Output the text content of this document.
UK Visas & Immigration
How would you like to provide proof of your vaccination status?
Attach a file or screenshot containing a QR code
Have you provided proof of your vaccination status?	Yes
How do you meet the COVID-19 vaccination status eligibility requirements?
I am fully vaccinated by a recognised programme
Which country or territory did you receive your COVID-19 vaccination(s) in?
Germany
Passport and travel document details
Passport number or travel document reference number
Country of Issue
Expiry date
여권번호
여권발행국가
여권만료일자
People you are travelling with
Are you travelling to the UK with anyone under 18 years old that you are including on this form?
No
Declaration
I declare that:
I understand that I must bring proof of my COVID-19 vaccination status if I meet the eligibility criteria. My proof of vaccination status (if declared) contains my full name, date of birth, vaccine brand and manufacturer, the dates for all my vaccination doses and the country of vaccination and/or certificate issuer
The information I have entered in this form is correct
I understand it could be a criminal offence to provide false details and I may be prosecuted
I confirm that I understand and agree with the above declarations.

━━━

TASK PROMPT: Select and copy every line of the material that holds the string "document".

IN RESPONSE:
Output the text content of this document.
Passport and travel document details
Passport number or travel document reference number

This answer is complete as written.